=== Exercise data ===

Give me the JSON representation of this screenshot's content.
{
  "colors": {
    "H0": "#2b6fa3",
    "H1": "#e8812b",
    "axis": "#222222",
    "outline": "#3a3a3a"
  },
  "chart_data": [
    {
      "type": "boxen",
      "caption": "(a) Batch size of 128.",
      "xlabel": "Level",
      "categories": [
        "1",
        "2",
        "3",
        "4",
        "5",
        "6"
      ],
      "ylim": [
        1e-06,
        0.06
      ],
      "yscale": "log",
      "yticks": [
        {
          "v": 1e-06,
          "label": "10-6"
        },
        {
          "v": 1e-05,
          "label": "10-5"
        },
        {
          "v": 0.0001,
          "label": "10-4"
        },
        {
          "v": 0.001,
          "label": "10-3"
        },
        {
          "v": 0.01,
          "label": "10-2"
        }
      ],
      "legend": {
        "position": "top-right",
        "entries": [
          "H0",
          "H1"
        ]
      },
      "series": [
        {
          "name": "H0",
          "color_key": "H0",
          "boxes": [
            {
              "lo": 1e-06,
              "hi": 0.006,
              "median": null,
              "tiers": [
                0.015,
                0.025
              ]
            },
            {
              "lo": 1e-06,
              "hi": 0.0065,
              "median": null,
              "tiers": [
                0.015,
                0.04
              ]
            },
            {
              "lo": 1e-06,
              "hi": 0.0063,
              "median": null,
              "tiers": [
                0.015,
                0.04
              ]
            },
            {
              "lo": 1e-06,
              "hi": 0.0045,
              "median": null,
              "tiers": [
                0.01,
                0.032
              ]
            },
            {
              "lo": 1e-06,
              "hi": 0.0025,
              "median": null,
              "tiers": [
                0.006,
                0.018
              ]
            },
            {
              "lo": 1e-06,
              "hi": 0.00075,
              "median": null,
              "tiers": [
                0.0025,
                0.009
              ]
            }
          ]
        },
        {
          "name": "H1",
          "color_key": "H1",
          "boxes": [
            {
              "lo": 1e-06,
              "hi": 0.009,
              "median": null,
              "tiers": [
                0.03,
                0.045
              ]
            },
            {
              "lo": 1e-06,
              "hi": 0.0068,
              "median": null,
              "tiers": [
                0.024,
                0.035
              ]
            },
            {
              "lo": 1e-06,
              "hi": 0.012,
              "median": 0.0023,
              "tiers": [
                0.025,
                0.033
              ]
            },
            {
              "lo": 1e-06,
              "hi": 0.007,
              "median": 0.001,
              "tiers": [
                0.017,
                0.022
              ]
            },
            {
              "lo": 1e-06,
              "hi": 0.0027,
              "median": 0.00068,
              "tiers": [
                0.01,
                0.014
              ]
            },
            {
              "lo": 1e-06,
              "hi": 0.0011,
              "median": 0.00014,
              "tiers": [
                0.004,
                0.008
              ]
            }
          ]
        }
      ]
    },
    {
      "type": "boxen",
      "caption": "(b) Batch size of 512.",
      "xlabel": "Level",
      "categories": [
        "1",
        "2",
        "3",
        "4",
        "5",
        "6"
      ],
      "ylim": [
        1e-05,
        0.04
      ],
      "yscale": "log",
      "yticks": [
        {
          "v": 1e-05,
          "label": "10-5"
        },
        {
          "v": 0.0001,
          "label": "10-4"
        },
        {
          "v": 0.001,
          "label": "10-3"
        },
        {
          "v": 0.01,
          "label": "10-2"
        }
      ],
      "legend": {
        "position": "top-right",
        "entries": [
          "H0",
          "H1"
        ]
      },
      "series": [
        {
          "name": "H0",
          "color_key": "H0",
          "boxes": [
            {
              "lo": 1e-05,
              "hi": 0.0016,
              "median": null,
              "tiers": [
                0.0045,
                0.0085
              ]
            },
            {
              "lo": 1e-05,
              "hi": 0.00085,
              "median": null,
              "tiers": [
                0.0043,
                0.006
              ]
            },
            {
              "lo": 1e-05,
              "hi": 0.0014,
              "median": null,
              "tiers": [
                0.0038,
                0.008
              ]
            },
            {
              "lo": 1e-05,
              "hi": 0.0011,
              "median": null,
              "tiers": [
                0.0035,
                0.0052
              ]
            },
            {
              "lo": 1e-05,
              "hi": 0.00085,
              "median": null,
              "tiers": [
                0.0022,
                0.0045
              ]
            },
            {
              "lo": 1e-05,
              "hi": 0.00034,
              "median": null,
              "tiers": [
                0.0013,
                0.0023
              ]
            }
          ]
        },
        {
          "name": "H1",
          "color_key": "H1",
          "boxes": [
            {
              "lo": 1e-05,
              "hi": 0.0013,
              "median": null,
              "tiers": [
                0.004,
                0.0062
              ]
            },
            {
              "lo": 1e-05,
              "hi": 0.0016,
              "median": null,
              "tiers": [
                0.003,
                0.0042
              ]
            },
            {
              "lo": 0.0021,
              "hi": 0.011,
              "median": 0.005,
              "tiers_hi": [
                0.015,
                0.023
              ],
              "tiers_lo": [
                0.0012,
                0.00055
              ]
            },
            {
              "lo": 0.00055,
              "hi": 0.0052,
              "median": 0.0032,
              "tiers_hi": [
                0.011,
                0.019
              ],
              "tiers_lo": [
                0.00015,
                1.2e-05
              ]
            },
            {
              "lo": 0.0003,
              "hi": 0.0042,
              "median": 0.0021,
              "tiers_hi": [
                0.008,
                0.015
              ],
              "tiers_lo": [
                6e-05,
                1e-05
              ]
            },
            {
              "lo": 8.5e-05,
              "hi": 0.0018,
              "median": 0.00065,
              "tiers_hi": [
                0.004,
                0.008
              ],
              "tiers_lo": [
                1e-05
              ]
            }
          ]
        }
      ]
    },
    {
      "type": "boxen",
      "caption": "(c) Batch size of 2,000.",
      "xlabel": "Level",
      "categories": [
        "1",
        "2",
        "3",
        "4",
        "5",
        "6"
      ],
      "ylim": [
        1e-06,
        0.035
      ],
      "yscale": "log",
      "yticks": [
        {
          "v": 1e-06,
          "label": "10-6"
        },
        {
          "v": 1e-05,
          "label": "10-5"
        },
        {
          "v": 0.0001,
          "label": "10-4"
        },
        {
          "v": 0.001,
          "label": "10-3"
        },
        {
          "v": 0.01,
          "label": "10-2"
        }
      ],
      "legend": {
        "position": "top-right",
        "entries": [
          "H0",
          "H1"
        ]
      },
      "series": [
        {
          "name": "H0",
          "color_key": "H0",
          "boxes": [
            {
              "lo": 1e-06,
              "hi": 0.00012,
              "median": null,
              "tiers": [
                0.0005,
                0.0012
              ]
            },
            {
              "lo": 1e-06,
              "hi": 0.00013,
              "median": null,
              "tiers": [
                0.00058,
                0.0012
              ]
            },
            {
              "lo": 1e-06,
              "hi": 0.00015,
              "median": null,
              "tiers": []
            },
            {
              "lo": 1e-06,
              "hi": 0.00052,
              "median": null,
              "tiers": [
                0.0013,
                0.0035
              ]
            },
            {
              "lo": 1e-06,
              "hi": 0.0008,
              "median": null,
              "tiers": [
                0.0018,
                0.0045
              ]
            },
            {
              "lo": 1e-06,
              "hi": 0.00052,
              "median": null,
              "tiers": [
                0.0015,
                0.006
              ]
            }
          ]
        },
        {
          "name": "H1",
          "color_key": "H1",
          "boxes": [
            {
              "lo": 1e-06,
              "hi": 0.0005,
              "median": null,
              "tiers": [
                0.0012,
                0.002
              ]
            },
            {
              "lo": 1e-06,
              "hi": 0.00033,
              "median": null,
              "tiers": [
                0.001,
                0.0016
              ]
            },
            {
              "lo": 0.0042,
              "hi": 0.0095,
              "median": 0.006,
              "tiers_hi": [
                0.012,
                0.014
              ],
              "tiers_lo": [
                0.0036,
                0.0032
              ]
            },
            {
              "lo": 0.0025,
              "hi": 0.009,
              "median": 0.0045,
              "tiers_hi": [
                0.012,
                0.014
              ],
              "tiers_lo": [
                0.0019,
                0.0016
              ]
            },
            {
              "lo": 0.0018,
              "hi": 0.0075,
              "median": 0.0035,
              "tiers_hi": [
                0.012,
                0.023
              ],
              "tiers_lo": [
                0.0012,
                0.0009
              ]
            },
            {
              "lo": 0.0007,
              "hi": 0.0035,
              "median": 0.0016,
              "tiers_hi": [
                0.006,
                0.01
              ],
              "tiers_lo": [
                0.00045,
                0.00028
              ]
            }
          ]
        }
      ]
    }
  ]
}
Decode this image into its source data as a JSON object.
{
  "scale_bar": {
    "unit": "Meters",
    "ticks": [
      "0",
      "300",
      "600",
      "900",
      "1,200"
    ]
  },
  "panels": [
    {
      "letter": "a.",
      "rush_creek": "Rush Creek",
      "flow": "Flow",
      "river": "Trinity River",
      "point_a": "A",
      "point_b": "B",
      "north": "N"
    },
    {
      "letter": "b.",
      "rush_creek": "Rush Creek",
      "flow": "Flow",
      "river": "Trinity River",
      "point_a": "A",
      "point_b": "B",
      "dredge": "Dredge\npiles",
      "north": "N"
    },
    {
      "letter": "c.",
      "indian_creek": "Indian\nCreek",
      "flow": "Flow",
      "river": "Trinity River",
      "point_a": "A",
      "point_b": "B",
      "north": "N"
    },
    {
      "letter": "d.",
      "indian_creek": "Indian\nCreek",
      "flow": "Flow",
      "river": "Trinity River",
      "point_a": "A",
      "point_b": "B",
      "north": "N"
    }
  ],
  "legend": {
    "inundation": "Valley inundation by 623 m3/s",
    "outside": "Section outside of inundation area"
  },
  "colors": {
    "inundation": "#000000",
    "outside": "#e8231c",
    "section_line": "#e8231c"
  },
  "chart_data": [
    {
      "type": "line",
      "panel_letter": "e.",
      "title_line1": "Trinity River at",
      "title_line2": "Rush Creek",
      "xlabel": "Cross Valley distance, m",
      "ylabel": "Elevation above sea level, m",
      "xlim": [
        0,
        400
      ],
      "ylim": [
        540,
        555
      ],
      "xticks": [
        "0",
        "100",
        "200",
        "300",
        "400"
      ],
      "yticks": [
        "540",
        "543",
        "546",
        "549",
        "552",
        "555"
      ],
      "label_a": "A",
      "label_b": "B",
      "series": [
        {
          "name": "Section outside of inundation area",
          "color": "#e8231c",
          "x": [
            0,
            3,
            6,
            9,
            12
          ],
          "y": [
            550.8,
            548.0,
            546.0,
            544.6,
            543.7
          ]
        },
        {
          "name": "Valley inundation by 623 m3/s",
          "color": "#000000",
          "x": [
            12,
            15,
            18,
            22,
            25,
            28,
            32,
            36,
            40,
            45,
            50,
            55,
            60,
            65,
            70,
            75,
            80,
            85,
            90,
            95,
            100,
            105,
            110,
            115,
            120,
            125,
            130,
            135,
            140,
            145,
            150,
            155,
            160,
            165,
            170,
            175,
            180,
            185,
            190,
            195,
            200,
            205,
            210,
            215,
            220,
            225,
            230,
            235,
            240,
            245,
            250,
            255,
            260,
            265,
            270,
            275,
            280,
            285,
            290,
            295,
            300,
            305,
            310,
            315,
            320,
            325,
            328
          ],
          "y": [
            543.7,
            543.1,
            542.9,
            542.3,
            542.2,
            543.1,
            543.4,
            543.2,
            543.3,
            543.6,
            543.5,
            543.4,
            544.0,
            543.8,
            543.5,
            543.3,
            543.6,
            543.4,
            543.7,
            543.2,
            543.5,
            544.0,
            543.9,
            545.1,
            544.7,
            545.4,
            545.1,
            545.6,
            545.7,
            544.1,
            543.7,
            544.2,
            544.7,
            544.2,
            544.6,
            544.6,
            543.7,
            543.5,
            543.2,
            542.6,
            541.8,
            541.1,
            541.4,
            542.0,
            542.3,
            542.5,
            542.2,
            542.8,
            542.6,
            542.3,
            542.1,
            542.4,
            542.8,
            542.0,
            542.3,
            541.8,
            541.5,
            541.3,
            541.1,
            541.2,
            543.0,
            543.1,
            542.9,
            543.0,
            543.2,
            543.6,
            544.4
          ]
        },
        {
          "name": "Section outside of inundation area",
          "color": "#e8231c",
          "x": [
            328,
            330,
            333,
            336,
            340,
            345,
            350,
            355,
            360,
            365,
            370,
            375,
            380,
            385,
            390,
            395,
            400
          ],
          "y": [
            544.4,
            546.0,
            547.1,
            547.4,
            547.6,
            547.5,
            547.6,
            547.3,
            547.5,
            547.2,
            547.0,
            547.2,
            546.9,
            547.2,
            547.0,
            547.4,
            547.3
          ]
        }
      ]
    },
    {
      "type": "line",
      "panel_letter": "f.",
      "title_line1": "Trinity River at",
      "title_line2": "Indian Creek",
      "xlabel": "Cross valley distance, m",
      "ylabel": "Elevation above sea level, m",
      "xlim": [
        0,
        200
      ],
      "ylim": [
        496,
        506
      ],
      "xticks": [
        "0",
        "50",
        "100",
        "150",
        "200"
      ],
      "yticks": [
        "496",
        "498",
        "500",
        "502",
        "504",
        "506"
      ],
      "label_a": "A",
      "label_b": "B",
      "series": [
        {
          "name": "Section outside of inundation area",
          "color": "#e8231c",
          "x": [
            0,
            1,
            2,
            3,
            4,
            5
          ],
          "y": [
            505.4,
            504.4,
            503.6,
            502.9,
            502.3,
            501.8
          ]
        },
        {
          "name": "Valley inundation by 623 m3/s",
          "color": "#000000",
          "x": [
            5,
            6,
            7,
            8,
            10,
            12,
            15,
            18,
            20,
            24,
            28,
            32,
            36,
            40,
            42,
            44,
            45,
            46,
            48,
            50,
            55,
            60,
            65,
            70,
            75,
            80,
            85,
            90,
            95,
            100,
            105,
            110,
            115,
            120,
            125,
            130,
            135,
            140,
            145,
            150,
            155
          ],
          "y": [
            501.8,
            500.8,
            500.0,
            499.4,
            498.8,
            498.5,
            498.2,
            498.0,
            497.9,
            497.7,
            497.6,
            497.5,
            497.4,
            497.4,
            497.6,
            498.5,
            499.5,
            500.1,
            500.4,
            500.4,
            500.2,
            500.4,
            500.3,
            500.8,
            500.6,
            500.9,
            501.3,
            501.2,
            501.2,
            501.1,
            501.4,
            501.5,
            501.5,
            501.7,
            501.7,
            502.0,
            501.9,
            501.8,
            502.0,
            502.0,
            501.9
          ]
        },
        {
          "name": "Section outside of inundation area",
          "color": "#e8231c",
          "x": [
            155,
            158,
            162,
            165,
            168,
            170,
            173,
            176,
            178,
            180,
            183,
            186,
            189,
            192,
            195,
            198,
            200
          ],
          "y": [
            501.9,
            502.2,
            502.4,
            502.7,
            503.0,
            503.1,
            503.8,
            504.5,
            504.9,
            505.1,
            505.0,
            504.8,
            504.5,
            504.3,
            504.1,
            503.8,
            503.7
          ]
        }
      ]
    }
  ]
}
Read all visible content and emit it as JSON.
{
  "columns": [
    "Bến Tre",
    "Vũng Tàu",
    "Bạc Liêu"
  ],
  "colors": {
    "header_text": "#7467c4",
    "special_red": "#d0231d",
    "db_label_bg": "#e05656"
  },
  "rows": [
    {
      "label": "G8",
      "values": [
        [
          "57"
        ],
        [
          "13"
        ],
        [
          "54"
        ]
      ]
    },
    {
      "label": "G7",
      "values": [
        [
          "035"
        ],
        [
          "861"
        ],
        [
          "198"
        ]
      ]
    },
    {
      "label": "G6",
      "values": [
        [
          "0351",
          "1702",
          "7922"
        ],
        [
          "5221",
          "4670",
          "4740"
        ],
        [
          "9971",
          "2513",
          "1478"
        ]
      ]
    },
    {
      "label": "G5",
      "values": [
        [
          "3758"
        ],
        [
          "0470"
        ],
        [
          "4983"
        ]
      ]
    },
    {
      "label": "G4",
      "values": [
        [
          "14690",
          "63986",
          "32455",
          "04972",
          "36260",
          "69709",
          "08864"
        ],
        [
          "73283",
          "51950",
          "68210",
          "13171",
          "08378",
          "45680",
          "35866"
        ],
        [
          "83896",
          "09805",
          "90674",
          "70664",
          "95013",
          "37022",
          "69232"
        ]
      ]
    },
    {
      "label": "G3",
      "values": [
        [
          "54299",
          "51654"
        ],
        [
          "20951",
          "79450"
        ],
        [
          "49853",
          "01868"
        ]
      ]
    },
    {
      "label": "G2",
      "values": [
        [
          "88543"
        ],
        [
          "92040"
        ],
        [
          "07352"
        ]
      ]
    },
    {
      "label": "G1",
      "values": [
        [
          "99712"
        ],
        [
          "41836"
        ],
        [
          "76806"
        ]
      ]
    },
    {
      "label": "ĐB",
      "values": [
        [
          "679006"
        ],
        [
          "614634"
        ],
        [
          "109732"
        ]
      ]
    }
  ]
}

===

Scan the listing above and identify each line holding the string "caption"; copy every such line.

Output of the task =
      "caption": "(a) Batch size of 128.",
      "caption": "(b) Batch size of 512.",
      "caption": "(c) Batch size of 2,000.",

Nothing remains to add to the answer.